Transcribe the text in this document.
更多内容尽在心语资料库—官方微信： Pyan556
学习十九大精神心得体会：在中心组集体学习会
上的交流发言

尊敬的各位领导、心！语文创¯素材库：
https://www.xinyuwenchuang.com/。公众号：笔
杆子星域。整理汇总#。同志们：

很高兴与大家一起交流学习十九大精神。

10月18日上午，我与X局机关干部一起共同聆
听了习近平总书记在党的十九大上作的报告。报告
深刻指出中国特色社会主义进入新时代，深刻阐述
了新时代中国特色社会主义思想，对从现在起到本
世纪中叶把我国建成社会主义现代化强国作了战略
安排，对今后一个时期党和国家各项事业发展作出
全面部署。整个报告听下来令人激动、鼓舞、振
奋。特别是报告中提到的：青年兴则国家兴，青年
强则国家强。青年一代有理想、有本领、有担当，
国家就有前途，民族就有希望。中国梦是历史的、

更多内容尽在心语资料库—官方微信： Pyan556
--------
» **AIM OF THE EXERCISE**
Take the listing above and set it down exactly.

» **EXERCISE RESPONSE**
Transcribe the text in this document.
更多内容尽在心语资料库—官方微信： Pyan556
学习十九大精神心得体会：在中心组集体学习会
上的交流发言

尊敬的各位领导、心！语文创¯素材库：
https://www.xinyuwenchuang.com/。公众号：笔
杆子星域。整理汇总#。同志们：

很高兴与大家一起交流学习十九大精神。

10月18日上午，我与X局机关干部一起共同聆
听了习近平总书记在党的十九大上作的报告。报告
深刻指出中国特色社会主义进入新时代，深刻阐述
了新时代中国特色社会主义思想，对从现在起到本
世纪中叶把我国建成社会主义现代化强国作了战略
安排，对今后一个时期党和国家各项事业发展作出
全面部署。整个报告听下来令人激动、鼓舞、振
奋。特别是报告中提到的：青年兴则国家兴，青年
强则国家强。青年一代有理想、有本领、有担当，
国家就有前途，民族就有希望。中国梦是历史的、

更多内容尽在心语资料库—官方微信： Pyan556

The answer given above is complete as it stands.